Examine the material below. Gather every line in which the string "Date" appears.

» Dataset entries

>> begin

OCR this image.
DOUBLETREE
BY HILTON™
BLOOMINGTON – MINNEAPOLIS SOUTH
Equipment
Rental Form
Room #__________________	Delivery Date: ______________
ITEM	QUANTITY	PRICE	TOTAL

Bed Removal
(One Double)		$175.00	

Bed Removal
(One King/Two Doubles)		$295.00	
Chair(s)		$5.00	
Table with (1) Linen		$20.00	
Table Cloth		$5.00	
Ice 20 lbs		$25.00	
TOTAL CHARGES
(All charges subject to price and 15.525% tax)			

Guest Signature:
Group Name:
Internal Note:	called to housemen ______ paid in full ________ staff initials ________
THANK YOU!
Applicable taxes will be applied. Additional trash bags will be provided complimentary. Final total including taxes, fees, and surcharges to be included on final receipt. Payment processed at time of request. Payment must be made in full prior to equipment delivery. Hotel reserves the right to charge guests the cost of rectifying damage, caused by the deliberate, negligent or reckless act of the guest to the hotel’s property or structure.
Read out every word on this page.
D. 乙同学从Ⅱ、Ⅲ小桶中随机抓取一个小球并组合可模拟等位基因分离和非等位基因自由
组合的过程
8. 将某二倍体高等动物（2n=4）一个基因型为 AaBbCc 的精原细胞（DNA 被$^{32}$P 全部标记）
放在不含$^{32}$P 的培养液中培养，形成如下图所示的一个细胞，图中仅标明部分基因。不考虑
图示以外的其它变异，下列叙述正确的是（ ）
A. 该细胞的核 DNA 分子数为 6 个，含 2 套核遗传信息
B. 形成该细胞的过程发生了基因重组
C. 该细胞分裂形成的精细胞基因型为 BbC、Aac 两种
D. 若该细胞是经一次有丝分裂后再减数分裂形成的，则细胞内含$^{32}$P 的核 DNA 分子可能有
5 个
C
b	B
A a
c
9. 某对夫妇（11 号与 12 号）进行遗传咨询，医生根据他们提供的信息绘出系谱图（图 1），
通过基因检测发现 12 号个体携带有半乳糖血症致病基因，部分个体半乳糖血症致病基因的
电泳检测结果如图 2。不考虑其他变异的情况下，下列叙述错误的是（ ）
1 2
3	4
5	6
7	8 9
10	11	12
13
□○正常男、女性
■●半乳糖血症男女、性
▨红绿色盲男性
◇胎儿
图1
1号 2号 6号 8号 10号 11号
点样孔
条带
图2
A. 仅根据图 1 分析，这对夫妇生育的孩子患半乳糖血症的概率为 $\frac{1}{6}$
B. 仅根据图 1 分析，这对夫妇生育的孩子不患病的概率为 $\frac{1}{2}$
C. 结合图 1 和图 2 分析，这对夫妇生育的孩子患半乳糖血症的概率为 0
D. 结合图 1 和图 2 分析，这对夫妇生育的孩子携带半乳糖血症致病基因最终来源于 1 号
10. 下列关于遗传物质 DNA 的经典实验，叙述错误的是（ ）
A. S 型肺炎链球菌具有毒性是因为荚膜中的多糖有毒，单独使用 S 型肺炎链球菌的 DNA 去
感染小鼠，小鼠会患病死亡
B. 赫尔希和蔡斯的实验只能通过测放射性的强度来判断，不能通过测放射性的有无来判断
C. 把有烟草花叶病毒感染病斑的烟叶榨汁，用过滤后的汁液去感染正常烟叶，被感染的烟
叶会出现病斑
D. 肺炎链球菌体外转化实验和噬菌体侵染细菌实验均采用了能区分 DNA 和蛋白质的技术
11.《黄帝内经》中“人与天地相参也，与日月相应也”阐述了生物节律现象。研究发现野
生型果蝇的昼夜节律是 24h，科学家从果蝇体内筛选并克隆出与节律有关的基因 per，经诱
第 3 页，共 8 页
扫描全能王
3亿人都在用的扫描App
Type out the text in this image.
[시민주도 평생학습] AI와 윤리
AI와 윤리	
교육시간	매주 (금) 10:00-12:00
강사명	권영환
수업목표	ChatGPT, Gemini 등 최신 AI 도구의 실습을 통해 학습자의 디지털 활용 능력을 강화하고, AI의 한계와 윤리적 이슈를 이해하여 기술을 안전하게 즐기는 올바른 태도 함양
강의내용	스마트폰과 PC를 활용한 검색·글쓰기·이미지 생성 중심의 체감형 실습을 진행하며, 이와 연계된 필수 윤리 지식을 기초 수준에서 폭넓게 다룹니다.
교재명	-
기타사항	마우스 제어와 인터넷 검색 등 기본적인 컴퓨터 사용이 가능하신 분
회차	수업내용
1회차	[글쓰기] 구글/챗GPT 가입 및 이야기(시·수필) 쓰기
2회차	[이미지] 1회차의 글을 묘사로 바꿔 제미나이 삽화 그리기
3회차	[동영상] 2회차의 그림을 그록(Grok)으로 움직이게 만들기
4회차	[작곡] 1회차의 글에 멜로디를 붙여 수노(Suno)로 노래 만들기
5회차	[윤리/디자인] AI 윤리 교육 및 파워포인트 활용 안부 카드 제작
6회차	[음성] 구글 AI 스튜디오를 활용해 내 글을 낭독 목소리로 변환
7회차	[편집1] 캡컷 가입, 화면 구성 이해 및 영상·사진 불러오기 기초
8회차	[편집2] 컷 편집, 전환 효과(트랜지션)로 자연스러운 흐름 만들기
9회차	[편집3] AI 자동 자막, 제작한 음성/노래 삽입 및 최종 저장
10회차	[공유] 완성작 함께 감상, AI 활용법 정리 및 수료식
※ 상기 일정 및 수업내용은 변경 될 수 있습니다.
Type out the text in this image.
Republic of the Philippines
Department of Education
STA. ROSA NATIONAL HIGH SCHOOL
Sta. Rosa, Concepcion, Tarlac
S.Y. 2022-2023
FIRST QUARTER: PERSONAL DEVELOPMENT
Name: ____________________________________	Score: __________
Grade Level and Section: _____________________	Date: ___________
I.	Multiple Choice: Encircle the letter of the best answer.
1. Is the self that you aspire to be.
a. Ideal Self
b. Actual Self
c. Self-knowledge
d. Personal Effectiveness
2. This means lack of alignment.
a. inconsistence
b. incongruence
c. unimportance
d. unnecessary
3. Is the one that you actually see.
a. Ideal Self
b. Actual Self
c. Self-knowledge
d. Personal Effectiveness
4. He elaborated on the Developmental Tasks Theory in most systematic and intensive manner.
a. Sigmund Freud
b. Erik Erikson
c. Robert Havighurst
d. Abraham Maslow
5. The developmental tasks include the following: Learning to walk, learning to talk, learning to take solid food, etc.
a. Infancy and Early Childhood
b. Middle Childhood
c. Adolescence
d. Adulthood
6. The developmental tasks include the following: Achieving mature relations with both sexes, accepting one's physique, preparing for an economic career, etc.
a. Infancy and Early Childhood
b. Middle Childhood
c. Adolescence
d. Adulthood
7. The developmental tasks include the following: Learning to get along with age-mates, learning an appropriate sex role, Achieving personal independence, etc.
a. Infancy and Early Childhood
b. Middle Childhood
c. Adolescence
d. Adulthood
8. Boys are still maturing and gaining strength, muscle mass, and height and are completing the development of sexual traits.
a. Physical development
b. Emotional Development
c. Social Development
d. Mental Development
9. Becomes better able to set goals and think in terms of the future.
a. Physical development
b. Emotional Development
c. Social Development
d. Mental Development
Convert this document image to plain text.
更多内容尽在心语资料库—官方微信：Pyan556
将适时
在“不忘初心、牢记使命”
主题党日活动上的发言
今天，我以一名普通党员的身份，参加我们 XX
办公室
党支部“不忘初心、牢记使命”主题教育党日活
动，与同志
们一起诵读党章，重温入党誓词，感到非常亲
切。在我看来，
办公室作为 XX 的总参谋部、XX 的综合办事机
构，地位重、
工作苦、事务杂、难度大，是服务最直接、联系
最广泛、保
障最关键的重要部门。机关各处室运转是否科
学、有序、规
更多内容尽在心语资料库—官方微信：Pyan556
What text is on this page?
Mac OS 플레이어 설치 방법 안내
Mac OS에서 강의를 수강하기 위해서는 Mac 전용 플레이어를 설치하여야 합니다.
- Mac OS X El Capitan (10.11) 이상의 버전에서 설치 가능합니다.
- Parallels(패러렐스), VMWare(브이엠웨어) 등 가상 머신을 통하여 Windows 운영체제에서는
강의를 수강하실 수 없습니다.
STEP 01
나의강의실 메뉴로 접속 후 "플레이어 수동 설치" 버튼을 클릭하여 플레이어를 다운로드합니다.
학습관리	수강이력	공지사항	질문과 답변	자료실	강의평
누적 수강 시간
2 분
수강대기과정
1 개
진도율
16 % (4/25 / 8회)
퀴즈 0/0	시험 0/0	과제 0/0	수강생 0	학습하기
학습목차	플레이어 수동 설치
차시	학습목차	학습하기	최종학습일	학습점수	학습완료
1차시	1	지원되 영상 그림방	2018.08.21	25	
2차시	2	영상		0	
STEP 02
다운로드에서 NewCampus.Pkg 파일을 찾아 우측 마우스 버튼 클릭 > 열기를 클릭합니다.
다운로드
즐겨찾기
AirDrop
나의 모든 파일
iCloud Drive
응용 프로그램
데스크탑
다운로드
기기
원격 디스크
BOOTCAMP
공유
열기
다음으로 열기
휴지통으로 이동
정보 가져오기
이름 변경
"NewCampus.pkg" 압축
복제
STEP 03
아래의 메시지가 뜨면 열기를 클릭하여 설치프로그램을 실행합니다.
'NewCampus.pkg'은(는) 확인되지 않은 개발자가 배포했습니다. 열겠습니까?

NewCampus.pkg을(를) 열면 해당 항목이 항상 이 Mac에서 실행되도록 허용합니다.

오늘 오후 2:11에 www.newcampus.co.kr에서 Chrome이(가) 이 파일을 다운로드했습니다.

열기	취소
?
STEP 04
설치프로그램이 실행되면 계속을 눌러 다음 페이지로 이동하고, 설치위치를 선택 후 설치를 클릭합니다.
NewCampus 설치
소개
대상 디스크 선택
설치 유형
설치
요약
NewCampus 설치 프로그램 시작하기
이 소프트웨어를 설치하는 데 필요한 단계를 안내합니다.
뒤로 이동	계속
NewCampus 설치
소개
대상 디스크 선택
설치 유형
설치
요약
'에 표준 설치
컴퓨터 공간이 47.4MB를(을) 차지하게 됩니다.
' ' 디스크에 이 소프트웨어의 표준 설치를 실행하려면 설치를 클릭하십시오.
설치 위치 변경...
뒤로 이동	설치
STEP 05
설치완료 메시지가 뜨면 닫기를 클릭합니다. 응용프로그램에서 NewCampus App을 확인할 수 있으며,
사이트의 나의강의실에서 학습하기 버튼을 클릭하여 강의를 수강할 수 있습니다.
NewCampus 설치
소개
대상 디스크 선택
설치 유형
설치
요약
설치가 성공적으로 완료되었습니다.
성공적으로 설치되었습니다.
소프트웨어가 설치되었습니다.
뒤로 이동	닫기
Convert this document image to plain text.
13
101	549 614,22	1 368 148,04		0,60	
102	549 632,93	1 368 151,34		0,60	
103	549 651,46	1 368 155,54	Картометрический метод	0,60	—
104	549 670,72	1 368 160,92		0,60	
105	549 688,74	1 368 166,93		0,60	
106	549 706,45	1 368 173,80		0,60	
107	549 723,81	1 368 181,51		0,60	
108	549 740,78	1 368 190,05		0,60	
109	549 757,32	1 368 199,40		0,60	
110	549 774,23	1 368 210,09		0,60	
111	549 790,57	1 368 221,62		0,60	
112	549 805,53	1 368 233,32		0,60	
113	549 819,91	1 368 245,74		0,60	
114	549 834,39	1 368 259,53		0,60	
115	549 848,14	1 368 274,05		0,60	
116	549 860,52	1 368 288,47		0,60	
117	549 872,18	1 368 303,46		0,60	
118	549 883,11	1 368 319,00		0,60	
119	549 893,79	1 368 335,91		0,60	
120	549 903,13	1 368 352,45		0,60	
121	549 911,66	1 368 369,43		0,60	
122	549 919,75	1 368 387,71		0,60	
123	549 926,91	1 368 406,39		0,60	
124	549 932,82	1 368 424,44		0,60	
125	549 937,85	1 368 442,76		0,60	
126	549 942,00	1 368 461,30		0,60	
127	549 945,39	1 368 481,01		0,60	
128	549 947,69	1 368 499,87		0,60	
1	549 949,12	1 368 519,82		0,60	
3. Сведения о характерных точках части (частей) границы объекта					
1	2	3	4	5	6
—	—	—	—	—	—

>> end

» OUTPUT
Room #__________________	Delivery Date: ______________
Grade Level and Section: _____________________	Date: ___________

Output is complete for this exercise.